Instructions for the task:
Give the number of lines holding the string "structured" and nothing more.

(Stored items from a collection)
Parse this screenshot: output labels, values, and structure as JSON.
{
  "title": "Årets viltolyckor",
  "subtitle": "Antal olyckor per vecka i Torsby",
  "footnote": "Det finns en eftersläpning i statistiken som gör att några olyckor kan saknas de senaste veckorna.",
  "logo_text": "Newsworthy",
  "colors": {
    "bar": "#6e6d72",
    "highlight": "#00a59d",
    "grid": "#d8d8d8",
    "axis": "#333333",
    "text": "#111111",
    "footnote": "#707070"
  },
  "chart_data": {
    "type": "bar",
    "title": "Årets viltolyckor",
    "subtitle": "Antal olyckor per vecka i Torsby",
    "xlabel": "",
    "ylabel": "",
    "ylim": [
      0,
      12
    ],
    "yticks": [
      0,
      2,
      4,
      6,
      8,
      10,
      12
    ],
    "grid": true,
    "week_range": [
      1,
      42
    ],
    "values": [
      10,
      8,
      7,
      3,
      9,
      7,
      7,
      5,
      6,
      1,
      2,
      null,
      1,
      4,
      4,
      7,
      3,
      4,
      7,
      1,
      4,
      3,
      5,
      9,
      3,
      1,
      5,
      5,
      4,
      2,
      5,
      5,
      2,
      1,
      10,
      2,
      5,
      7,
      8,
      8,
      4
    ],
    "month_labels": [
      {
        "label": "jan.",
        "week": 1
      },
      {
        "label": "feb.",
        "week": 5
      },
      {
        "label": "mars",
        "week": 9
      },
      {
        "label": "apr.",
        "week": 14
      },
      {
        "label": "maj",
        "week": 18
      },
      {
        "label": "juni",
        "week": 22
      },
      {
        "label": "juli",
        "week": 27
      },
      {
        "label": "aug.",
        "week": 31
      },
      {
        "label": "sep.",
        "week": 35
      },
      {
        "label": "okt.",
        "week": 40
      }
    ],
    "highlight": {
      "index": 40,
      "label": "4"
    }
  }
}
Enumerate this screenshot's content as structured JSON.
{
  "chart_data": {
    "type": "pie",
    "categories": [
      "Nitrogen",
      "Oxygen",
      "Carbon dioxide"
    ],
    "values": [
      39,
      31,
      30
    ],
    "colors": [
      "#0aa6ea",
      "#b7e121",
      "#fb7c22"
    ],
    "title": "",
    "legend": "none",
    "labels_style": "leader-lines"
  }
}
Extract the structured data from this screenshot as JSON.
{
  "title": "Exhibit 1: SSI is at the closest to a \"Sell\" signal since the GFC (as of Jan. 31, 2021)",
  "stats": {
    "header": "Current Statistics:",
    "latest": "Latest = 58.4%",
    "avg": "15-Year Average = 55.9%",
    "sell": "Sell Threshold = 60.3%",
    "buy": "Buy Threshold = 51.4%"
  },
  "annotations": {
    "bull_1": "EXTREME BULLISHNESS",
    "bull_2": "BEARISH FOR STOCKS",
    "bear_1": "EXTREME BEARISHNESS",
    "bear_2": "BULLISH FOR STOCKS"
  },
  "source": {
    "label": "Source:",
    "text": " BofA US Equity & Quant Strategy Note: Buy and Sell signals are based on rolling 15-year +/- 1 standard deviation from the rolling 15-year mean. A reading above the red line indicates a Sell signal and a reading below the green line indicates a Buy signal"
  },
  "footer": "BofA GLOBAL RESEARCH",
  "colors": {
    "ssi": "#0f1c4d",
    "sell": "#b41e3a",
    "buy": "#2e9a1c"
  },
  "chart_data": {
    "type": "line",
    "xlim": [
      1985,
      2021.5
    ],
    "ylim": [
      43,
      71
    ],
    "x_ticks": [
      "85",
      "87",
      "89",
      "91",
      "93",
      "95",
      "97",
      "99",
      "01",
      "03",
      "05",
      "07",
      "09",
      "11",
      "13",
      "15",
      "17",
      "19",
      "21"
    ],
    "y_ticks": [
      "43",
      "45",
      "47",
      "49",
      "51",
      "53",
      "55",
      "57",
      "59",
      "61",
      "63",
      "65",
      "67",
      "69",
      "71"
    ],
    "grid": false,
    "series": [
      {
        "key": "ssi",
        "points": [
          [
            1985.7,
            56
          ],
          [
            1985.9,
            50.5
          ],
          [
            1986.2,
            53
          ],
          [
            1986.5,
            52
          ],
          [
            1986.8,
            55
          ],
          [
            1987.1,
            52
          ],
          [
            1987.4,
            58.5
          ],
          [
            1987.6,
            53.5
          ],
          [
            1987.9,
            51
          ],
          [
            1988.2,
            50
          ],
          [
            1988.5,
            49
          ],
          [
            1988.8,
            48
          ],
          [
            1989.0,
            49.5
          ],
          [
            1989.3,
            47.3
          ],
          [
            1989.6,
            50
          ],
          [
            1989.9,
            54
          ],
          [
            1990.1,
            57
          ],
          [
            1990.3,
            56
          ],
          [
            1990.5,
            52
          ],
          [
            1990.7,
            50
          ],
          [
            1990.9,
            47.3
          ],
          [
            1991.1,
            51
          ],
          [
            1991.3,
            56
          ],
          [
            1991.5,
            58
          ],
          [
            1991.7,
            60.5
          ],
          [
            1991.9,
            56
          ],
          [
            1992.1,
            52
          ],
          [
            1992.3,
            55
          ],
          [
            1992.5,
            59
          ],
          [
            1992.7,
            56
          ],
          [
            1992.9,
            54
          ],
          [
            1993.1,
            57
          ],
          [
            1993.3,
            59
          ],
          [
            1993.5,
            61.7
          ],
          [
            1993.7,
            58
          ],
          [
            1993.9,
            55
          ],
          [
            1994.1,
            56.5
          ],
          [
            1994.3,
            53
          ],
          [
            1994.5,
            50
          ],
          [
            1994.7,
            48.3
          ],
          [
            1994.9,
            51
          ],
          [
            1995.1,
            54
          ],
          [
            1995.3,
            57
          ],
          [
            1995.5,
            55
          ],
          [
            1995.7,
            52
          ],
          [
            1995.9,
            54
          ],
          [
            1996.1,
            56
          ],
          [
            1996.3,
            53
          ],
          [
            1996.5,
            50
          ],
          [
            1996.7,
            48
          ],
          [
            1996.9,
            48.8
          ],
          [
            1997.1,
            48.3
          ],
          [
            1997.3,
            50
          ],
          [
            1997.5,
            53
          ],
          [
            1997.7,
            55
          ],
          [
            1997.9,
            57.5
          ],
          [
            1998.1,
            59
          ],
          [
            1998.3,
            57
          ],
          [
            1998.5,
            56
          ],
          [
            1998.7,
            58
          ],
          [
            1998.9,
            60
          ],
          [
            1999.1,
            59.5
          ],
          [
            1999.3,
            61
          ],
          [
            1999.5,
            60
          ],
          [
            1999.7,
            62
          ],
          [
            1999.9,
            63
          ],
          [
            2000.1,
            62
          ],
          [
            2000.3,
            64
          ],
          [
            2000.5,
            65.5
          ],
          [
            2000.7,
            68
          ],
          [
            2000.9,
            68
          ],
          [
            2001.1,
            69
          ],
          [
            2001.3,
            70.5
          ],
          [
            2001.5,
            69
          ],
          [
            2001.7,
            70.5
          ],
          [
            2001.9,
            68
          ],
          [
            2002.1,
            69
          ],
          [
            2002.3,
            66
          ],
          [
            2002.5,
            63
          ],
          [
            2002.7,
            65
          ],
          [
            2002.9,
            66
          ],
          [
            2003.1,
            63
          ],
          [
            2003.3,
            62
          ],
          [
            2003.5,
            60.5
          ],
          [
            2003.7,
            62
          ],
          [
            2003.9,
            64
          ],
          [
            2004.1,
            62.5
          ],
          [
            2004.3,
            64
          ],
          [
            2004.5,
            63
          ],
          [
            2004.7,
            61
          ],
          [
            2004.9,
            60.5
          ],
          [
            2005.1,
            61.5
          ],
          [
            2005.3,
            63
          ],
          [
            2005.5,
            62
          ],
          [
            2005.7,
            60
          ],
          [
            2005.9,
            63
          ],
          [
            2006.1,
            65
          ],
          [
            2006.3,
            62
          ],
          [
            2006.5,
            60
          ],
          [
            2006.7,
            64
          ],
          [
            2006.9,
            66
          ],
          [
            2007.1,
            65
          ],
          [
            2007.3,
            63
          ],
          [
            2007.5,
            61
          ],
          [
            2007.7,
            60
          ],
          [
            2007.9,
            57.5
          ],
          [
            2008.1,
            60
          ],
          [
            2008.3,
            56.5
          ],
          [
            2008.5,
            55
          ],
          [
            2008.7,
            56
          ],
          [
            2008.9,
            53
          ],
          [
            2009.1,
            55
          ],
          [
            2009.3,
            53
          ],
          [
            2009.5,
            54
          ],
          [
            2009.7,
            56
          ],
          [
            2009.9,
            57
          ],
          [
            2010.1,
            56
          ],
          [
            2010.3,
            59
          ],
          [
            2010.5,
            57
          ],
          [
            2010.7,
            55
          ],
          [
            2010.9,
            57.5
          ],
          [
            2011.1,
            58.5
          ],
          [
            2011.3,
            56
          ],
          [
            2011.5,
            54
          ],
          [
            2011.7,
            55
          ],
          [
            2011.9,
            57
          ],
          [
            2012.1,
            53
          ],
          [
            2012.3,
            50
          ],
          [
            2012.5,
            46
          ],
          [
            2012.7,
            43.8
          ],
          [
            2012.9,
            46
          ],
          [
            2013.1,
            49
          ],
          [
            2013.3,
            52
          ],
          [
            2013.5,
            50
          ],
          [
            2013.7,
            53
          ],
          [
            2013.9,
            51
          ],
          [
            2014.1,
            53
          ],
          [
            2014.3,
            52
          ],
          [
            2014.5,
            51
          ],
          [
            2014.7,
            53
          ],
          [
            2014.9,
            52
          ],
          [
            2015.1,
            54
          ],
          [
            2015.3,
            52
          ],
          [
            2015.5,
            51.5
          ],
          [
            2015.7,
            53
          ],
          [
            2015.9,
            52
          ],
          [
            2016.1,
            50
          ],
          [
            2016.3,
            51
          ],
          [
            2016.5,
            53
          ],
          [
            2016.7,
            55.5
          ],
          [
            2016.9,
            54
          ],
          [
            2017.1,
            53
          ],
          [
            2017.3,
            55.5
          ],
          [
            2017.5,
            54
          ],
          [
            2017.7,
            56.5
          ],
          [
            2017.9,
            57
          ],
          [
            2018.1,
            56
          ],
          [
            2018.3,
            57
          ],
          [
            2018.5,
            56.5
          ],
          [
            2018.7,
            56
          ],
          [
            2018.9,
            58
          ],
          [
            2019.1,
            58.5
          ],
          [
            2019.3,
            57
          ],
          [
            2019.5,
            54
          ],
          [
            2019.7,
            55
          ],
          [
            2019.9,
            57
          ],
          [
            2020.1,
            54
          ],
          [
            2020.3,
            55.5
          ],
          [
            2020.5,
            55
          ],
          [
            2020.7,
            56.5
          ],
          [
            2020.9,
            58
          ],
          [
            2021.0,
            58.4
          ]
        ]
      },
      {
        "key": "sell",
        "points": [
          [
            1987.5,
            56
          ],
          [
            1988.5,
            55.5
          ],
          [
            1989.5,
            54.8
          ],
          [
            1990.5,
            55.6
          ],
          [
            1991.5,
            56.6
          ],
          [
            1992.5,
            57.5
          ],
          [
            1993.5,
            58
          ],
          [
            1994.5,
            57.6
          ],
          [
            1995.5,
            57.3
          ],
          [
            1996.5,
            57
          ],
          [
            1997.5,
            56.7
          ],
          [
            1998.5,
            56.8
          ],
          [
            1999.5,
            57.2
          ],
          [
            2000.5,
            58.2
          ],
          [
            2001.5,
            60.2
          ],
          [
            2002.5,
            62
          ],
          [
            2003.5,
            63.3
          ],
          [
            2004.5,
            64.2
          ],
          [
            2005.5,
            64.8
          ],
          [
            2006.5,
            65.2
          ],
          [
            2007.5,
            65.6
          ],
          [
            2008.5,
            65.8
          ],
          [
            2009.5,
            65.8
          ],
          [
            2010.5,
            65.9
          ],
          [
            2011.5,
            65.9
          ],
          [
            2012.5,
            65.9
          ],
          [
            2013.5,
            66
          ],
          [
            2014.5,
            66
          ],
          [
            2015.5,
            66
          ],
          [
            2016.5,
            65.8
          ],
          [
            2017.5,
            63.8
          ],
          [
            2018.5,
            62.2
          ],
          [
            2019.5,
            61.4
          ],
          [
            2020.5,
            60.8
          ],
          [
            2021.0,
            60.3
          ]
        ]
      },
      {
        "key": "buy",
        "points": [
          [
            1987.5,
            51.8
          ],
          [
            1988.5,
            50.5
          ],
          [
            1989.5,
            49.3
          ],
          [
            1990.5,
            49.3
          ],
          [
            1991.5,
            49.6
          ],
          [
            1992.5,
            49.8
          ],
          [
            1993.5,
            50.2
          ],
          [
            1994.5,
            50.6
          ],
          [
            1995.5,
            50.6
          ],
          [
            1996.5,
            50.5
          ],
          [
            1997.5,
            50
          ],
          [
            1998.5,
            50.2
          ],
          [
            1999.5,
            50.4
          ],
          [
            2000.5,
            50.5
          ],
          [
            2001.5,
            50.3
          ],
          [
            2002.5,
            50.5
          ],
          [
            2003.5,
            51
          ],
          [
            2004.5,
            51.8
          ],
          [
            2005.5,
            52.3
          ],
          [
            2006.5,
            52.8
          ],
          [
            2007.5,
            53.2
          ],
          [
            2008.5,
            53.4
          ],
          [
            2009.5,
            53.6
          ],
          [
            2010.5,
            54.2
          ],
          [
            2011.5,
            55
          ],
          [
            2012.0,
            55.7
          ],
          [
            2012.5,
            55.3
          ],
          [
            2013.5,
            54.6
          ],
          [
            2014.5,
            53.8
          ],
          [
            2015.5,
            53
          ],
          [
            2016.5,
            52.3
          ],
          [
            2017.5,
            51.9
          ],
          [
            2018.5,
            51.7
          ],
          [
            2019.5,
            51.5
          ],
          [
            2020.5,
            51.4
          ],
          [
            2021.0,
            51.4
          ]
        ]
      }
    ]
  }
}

Complete response:
2